▸ Request: Print each line of the listing once more, precisely as given.
=== Listed records ===
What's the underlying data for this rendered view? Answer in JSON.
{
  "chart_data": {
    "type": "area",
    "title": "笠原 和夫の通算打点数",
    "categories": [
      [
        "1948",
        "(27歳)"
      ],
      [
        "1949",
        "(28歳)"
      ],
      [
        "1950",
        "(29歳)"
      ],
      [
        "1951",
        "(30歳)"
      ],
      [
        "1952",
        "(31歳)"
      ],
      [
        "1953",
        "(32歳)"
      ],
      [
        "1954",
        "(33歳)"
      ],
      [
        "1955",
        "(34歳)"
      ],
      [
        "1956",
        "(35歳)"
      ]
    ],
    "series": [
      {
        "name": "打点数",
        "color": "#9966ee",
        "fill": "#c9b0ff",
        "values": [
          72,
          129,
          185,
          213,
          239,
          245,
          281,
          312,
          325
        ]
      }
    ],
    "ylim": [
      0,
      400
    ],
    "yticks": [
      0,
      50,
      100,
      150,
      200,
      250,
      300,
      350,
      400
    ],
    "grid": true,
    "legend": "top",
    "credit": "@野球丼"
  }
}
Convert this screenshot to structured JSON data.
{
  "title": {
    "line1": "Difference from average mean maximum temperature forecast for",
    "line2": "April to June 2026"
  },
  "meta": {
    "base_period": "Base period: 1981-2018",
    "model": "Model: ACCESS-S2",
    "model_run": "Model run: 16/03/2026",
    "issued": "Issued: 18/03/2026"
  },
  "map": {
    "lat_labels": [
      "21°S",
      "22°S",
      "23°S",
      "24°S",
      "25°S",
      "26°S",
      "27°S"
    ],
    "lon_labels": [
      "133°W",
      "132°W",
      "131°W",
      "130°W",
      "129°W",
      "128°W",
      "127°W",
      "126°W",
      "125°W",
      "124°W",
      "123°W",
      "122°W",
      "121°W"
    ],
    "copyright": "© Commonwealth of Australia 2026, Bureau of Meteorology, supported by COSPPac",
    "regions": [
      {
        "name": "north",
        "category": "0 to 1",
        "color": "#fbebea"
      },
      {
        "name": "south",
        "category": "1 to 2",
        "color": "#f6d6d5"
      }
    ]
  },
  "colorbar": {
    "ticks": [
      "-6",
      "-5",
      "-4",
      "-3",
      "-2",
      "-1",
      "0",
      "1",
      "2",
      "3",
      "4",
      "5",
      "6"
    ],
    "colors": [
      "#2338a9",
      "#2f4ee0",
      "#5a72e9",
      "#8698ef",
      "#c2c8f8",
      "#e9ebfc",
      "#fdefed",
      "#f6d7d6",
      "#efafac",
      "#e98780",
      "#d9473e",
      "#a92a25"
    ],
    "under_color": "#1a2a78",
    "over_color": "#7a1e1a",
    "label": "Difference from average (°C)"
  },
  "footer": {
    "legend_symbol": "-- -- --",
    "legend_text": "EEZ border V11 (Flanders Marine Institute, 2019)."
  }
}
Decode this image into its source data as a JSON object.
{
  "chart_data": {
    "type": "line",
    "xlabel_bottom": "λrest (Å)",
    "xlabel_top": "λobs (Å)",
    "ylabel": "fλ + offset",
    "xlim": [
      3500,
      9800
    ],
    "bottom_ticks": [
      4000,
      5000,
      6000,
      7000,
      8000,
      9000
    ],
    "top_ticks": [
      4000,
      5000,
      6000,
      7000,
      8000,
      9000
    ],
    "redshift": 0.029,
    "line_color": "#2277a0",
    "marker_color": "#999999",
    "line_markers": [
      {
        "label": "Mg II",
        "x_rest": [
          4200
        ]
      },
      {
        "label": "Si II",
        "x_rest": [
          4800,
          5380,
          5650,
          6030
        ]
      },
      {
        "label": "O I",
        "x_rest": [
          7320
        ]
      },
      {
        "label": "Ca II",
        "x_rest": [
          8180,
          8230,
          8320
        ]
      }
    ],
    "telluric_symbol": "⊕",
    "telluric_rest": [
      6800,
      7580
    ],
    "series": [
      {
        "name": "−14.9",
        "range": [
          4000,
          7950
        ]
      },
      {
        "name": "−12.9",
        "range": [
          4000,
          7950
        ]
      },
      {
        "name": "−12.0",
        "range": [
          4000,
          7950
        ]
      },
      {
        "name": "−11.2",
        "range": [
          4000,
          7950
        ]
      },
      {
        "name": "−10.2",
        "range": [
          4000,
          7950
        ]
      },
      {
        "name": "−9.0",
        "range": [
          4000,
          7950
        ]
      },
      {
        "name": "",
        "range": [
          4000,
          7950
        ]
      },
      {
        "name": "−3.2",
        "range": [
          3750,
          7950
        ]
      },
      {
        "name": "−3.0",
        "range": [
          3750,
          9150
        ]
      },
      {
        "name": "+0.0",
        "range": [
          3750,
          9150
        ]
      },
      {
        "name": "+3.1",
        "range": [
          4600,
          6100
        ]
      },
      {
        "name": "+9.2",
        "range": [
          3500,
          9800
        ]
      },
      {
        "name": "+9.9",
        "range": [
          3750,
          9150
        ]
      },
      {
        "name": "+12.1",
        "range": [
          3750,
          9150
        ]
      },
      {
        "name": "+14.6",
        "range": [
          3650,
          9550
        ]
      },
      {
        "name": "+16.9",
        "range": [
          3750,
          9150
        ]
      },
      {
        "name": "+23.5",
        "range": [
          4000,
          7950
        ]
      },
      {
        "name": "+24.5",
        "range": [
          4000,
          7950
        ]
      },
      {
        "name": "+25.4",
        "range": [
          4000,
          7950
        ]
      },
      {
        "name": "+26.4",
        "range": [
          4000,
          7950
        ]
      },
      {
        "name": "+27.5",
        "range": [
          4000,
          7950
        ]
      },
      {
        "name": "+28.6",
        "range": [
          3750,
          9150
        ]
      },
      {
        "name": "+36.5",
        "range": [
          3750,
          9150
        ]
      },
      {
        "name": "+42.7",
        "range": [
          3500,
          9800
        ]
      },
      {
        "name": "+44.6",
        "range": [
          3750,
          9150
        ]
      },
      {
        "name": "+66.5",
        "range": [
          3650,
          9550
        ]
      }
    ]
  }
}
===
▸ Exercise response:
What's the underlying data for this rendered view? Answer in JSON.
{
  "chart_data": {
    "type": "area",
    "title": "笠原 和夫の通算打点数",
    "categories": [
      [
        "1948",
        "(27歳)"
      ],
      [
        "1949",
        "(28歳)"
      ],
      [
        "1950",
        "(29歳)"
      ],
      [
        "1951",
        "(30歳)"
      ],
      [
        "1952",
        "(31歳)"
      ],
      [
        "1953",
        "(32歳)"
      ],
      [
        "1954",
        "(33歳)"
      ],
      [
        "1955",
        "(34歳)"
      ],
      [
        "1956",
        "(35歳)"
      ]
    ],
    "series": [
      {
        "name": "打点数",
        "color": "#9966ee",
        "fill": "#c9b0ff",
        "values": [
          72,
          129,
          185,
          213,
          239,
          245,
          281,
          312,
          325
        ]
      }
    ],
    "ylim": [
      0,
      400
    ],
    "yticks": [
      0,
      50,
      100,
      150,
      200,
      250,
      300,
      350,
      400
    ],
    "grid": true,
    "legend": "top",
    "credit": "@野球丼"
  }
}
Convert this screenshot to structured JSON data.
{
  "title": {
    "line1": "Difference from average mean maximum temperature forecast for",
    "line2": "April to June 2026"
  },
  "meta": {
    "base_period": "Base period: 1981-2018",
    "model": "Model: ACCESS-S2",
    "model_run": "Model run: 16/03/2026",
    "issued": "Issued: 18/03/2026"
  },
  "map": {
    "lat_labels": [
      "21°S",
      "22°S",
      "23°S",
      "24°S",
      "25°S",
      "26°S",
      "27°S"
    ],
    "lon_labels": [
      "133°W",
      "132°W",
      "131°W",
      "130°W",
      "129°W",
      "128°W",
      "127°W",
      "126°W",
      "125°W",
      "124°W",
      "123°W",
      "122°W",
      "121°W"
    ],
    "copyright": "© Commonwealth of Australia 2026, Bureau of Meteorology, supported by COSPPac",
    "regions": [
      {
        "name": "north",
        "category": "0 to 1",
        "color": "#fbebea"
      },
      {
        "name": "south",
        "category": "1 to 2",
        "color": "#f6d6d5"
      }
    ]
  },
  "colorbar": {
    "ticks": [
      "-6",
      "-5",
      "-4",
      "-3",
      "-2",
      "-1",
      "0",
      "1",
      "2",
      "3",
      "4",
      "5",
      "6"
    ],
    "colors": [
      "#2338a9",
      "#2f4ee0",
      "#5a72e9",
      "#8698ef",
      "#c2c8f8",
      "#e9ebfc",
      "#fdefed",
      "#f6d7d6",
      "#efafac",
      "#e98780",
      "#d9473e",
      "#a92a25"
    ],
    "under_color": "#1a2a78",
    "over_color": "#7a1e1a",
    "label": "Difference from average (°C)"
  },
  "footer": {
    "legend_symbol": "-- -- --",
    "legend_text": "EEZ border V11 (Flanders Marine Institute, 2019)."
  }
}
Decode this image into its source data as a JSON object.
{
  "chart_data": {
    "type": "line",
    "xlabel_bottom": "λrest (Å)",
    "xlabel_top": "λobs (Å)",
    "ylabel": "fλ + offset",
    "xlim": [
      3500,
      9800
    ],
    "bottom_ticks": [
      4000,
      5000,
      6000,
      7000,
      8000,
      9000
    ],
    "top_ticks": [
      4000,
      5000,
      6000,
      7000,
      8000,
      9000
    ],
    "redshift": 0.029,
    "line_color": "#2277a0",
    "marker_color": "#999999",
    "line_markers": [
      {
        "label": "Mg II",
        "x_rest": [
          4200
        ]
      },
      {
        "label": "Si II",
        "x_rest": [
          4800,
          5380,
          5650,
          6030
        ]
      },
      {
        "label": "O I",
        "x_rest": [
          7320
        ]
      },
      {
        "label": "Ca II",
        "x_rest": [
          8180,
          8230,
          8320
        ]
      }
    ],
    "telluric_symbol": "⊕",
    "telluric_rest": [
      6800,
      7580
    ],
    "series": [
      {
        "name": "−14.9",
        "range": [
          4000,
          7950
        ]
      },
      {
        "name": "−12.9",
        "range": [
          4000,
          7950
        ]
      },
      {
        "name": "−12.0",
        "range": [
          4000,
          7950
        ]
      },
      {
        "name": "−11.2",
        "range": [
          4000,
          7950
        ]
      },
      {
        "name": "−10.2",
        "range": [
          4000,
          7950
        ]
      },
      {
        "name": "−9.0",
        "range": [
          4000,
          7950
        ]
      },
      {
        "name": "",
        "range": [
          4000,
          7950
        ]
      },
      {
        "name": "−3.2",
        "range": [
          3750,
          7950
        ]
      },
      {
        "name": "−3.0",
        "range": [
          3750,
          9150
        ]
      },
      {
        "name": "+0.0",
        "range": [
          3750,
          9150
        ]
      },
      {
        "name": "+3.1",
        "range": [
          4600,
          6100
        ]
      },
      {
        "name": "+9.2",
        "range": [
          3500,
          9800
        ]
      },
      {
        "name": "+9.9",
        "range": [
          3750,
          9150
        ]
      },
      {
        "name": "+12.1",
        "range": [
          3750,
          9150
        ]
      },
      {
        "name": "+14.6",
        "range": [
          3650,
          9550
        ]
      },
      {
        "name": "+16.9",
        "range": [
          3750,
          9150
        ]
      },
      {
        "name": "+23.5",
        "range": [
          4000,
          7950
        ]
      },
      {
        "name": "+24.5",
        "range": [
          4000,
          7950
        ]
      },
      {
        "name": "+25.4",
        "range": [
          4000,
          7950
        ]
      },
      {
        "name": "+26.4",
        "range": [
          4000,
          7950
        ]
      },
      {
        "name": "+27.5",
        "range": [
          4000,
          7950
        ]
      },
      {
        "name": "+28.6",
        "range": [
          3750,
          9150
        ]
      },
      {
        "name": "+36.5",
        "range": [
          3750,
          9150
        ]
      },
      {
        "name": "+42.7",
        "range": [
          3500,
          9800
        ]
      },
      {
        "name": "+44.6",
        "range": [
          3750,
          9150
        ]
      },
      {
        "name": "+66.5",
        "range": [
          3650,
          9550
        ]
      }
    ]
  }
}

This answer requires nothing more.